Records from a data source:
──────────

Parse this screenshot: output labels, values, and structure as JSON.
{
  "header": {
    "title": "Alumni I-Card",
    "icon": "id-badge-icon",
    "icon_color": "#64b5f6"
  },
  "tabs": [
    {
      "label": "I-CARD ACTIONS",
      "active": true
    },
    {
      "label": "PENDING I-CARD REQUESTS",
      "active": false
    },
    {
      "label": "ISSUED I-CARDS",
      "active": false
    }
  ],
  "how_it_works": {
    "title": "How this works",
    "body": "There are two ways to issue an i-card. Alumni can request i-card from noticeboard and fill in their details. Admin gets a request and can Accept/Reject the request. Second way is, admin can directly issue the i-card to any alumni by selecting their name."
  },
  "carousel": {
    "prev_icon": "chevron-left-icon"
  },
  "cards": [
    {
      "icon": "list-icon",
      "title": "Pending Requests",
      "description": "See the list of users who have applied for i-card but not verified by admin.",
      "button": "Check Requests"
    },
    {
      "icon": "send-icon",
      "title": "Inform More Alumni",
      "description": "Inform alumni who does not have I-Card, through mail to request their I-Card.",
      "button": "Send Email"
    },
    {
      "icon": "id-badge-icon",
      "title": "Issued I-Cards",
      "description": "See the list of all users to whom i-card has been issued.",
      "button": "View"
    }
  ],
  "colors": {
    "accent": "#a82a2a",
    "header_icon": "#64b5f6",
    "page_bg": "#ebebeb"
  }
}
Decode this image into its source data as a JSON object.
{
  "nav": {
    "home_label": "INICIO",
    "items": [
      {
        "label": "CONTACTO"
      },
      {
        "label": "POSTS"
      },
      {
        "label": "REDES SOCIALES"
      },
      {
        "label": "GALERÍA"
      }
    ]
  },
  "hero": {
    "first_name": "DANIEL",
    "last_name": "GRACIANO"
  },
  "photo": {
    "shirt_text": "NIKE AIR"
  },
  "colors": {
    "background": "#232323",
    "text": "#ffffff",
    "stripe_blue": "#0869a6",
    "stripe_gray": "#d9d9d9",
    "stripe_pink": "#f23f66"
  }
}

──────────

What to produce:
Copy out exactly the lines from the line with "Decode this image" to the end of the listing, including both of those lines, and give nothing else.

Solution for this task:
Decode this image into its source data as a JSON object.
{
  "nav": {
    "home_label": "INICIO",
    "items": [
      {
        "label": "CONTACTO"
      },
      {
        "label": "POSTS"
      },
      {
        "label": "REDES SOCIALES"
      },
      {
        "label": "GALERÍA"
      }
    ]
  },
  "hero": {
    "first_name": "DANIEL",
    "last_name": "GRACIANO"
  },
  "photo": {
    "shirt_text": "NIKE AIR"
  },
  "colors": {
    "background": "#232323",
    "text": "#ffffff",
    "stripe_blue": "#0869a6",
    "stripe_gray": "#d9d9d9",
    "stripe_pink": "#f23f66"
  }
}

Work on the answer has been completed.